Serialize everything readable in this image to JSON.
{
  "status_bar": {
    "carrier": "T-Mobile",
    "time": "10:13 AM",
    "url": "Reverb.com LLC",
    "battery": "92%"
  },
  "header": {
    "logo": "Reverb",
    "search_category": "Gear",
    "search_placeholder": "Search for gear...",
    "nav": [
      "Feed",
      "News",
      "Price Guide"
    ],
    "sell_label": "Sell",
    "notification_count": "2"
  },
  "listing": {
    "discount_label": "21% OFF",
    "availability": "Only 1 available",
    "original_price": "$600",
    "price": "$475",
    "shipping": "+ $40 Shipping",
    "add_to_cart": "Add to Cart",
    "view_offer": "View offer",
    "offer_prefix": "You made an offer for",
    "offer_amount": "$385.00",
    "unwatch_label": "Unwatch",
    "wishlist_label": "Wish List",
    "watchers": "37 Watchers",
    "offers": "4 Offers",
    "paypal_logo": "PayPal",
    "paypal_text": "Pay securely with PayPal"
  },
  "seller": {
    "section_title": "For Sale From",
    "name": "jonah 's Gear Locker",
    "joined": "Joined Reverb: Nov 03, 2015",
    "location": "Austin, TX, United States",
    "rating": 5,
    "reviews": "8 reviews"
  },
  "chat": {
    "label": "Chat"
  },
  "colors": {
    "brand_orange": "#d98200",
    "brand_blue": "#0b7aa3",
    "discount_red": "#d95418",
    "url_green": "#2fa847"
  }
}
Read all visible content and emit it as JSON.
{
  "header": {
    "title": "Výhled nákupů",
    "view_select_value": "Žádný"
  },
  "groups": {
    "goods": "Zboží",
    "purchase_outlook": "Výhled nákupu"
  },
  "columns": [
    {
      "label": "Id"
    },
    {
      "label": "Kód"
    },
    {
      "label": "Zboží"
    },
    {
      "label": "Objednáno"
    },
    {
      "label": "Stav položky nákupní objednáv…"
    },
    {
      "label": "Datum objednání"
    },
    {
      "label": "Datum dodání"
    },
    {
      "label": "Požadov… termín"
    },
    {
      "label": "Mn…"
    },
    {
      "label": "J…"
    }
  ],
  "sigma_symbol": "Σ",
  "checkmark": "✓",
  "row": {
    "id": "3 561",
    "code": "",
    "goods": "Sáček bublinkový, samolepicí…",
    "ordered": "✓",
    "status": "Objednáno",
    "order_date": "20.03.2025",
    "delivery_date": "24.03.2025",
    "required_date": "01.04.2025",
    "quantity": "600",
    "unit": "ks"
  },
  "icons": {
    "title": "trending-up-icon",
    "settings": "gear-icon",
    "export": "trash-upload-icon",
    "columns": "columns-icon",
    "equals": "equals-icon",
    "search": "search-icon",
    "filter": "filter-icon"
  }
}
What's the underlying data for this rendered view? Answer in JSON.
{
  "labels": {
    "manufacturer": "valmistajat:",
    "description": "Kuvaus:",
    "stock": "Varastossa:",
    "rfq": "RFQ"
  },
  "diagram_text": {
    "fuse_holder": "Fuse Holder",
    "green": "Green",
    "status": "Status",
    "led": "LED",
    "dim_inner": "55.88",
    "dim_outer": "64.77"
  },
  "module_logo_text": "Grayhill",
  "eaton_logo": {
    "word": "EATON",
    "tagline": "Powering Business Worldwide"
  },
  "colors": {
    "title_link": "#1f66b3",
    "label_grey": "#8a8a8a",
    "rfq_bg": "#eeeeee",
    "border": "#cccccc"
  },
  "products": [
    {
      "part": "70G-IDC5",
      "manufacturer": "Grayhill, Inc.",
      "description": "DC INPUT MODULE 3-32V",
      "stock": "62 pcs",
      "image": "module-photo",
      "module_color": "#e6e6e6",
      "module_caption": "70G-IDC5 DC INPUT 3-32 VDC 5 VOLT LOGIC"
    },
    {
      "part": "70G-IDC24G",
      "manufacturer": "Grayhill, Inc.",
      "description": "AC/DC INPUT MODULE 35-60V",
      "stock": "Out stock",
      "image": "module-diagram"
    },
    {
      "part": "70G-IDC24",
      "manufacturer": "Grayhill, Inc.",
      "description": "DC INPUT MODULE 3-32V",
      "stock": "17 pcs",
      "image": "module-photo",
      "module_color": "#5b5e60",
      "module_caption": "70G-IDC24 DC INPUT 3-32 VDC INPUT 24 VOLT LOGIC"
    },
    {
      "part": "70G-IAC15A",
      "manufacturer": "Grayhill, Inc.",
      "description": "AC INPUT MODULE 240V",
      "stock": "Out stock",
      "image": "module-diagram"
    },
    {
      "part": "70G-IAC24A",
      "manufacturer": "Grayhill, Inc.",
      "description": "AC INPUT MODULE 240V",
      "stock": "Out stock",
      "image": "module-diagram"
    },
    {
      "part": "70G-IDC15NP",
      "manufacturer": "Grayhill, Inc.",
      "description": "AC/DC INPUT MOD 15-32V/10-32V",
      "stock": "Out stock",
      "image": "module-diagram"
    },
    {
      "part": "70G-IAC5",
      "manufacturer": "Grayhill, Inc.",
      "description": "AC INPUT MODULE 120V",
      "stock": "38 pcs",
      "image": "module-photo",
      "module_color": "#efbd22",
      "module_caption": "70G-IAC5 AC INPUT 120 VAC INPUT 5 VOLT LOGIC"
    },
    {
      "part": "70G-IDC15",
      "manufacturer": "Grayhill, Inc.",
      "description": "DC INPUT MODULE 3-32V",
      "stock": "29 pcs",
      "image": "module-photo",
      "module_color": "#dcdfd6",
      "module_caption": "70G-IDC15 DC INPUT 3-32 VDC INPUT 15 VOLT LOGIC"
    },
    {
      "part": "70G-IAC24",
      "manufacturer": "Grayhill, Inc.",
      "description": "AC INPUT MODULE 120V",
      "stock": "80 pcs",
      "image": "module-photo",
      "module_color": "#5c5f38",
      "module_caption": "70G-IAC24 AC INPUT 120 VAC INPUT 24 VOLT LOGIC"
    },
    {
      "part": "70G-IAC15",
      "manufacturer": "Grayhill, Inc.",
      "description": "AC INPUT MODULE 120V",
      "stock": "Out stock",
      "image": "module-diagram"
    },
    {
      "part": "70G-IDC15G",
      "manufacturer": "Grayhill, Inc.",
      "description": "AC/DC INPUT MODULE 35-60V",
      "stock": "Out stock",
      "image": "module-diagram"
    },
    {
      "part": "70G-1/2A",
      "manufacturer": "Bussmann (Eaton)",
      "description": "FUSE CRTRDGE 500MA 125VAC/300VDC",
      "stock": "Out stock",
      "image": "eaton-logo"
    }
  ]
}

WRITTEN REQUEST: Output the records exactly, including every line.

RESPONSE TO THIS EXERCISE:
Serialize everything readable in this image to JSON.
{
  "status_bar": {
    "carrier": "T-Mobile",
    "time": "10:13 AM",
    "url": "Reverb.com LLC",
    "battery": "92%"
  },
  "header": {
    "logo": "Reverb",
    "search_category": "Gear",
    "search_placeholder": "Search for gear...",
    "nav": [
      "Feed",
      "News",
      "Price Guide"
    ],
    "sell_label": "Sell",
    "notification_count": "2"
  },
  "listing": {
    "discount_label": "21% OFF",
    "availability": "Only 1 available",
    "original_price": "$600",
    "price": "$475",
    "shipping": "+ $40 Shipping",
    "add_to_cart": "Add to Cart",
    "view_offer": "View offer",
    "offer_prefix": "You made an offer for",
    "offer_amount": "$385.00",
    "unwatch_label": "Unwatch",
    "wishlist_label": "Wish List",
    "watchers": "37 Watchers",
    "offers": "4 Offers",
    "paypal_logo": "PayPal",
    "paypal_text": "Pay securely with PayPal"
  },
  "seller": {
    "section_title": "For Sale From",
    "name": "jonah 's Gear Locker",
    "joined": "Joined Reverb: Nov 03, 2015",
    "location": "Austin, TX, United States",
    "rating": 5,
    "reviews": "8 reviews"
  },
  "chat": {
    "label": "Chat"
  },
  "colors": {
    "brand_orange": "#d98200",
    "brand_blue": "#0b7aa3",
    "discount_red": "#d95418",
    "url_green": "#2fa847"
  }
}
Read all visible content and emit it as JSON.
{
  "header": {
    "title": "Výhled nákupů",
    "view_select_value": "Žádný"
  },
  "groups": {
    "goods": "Zboží",
    "purchase_outlook": "Výhled nákupu"
  },
  "columns": [
    {
      "label": "Id"
    },
    {
      "label": "Kód"
    },
    {
      "label": "Zboží"
    },
    {
      "label": "Objednáno"
    },
    {
      "label": "Stav položky nákupní objednáv…"
    },
    {
      "label": "Datum objednání"
    },
    {
      "label": "Datum dodání"
    },
    {
      "label": "Požadov… termín"
    },
    {
      "label": "Mn…"
    },
    {
      "label": "J…"
    }
  ],
  "sigma_symbol": "Σ",
  "checkmark": "✓",
  "row": {
    "id": "3 561",
    "code": "",
    "goods": "Sáček bublinkový, samolepicí…",
    "ordered": "✓",
    "status": "Objednáno",
    "order_date": "20.03.2025",
    "delivery_date": "24.03.2025",
    "required_date": "01.04.2025",
    "quantity": "600",
    "unit": "ks"
  },
  "icons": {
    "title": "trending-up-icon",
    "settings": "gear-icon",
    "export": "trash-upload-icon",
    "columns": "columns-icon",
    "equals": "equals-icon",
    "search": "search-icon",
    "filter": "filter-icon"
  }
}
What's the underlying data for this rendered view? Answer in JSON.
{
  "labels": {
    "manufacturer": "valmistajat:",
    "description": "Kuvaus:",
    "stock": "Varastossa:",
    "rfq": "RFQ"
  },
  "diagram_text": {
    "fuse_holder": "Fuse Holder",
    "green": "Green",
    "status": "Status",
    "led": "LED",
    "dim_inner": "55.88",
    "dim_outer": "64.77"
  },
  "module_logo_text": "Grayhill",
  "eaton_logo": {
    "word": "EATON",
    "tagline": "Powering Business Worldwide"
  },
  "colors": {
    "title_link": "#1f66b3",
    "label_grey": "#8a8a8a",
    "rfq_bg": "#eeeeee",
    "border": "#cccccc"
  },
  "products": [
    {
      "part": "70G-IDC5",
      "manufacturer": "Grayhill, Inc.",
      "description": "DC INPUT MODULE 3-32V",
      "stock": "62 pcs",
      "image": "module-photo",
      "module_color": "#e6e6e6",
      "module_caption": "70G-IDC5 DC INPUT 3-32 VDC 5 VOLT LOGIC"
    },
    {
      "part": "70G-IDC24G",
      "manufacturer": "Grayhill, Inc.",
      "description": "AC/DC INPUT MODULE 35-60V",
      "stock": "Out stock",
      "image": "module-diagram"
    },
    {
      "part": "70G-IDC24",
      "manufacturer": "Grayhill, Inc.",
      "description": "DC INPUT MODULE 3-32V",
      "stock": "17 pcs",
      "image": "module-photo",
      "module_color": "#5b5e60",
      "module_caption": "70G-IDC24 DC INPUT 3-32 VDC INPUT 24 VOLT LOGIC"
    },
    {
      "part": "70G-IAC15A",
      "manufacturer": "Grayhill, Inc.",
      "description": "AC INPUT MODULE 240V",
      "stock": "Out stock",
      "image": "module-diagram"
    },
    {
      "part": "70G-IAC24A",
      "manufacturer": "Grayhill, Inc.",
      "description": "AC INPUT MODULE 240V",
      "stock": "Out stock",
      "image": "module-diagram"
    },
    {
      "part": "70G-IDC15NP",
      "manufacturer": "Grayhill, Inc.",
      "description": "AC/DC INPUT MOD 15-32V/10-32V",
      "stock": "Out stock",
      "image": "module-diagram"
    },
    {
      "part": "70G-IAC5",
      "manufacturer": "Grayhill, Inc.",
      "description": "AC INPUT MODULE 120V",
      "stock": "38 pcs",
      "image": "module-photo",
      "module_color": "#efbd22",
      "module_caption": "70G-IAC5 AC INPUT 120 VAC INPUT 5 VOLT LOGIC"
    },
    {
      "part": "70G-IDC15",
      "manufacturer": "Grayhill, Inc.",
      "description": "DC INPUT MODULE 3-32V",
      "stock": "29 pcs",
      "image": "module-photo",
      "module_color": "#dcdfd6",
      "module_caption": "70G-IDC15 DC INPUT 3-32 VDC INPUT 15 VOLT LOGIC"
    },
    {
      "part": "70G-IAC24",
      "manufacturer": "Grayhill, Inc.",
      "description": "AC INPUT MODULE 120V",
      "stock": "80 pcs",
      "image": "module-photo",
      "module_color": "#5c5f38",
      "module_caption": "70G-IAC24 AC INPUT 120 VAC INPUT 24 VOLT LOGIC"
    },
    {
      "part": "70G-IAC15",
      "manufacturer": "Grayhill, Inc.",
      "description": "AC INPUT MODULE 120V",
      "stock": "Out stock",
      "image": "module-diagram"
    },
    {
      "part": "70G-IDC15G",
      "manufacturer": "Grayhill, Inc.",
      "description": "AC/DC INPUT MODULE 35-60V",
      "stock": "Out stock",
      "image": "module-diagram"
    },
    {
      "part": "70G-1/2A",
      "manufacturer": "Bussmann (Eaton)",
      "description": "FUSE CRTRDGE 500MA 125VAC/300VDC",
      "stock": "Out stock",
      "image": "eaton-logo"
    }
  ]
}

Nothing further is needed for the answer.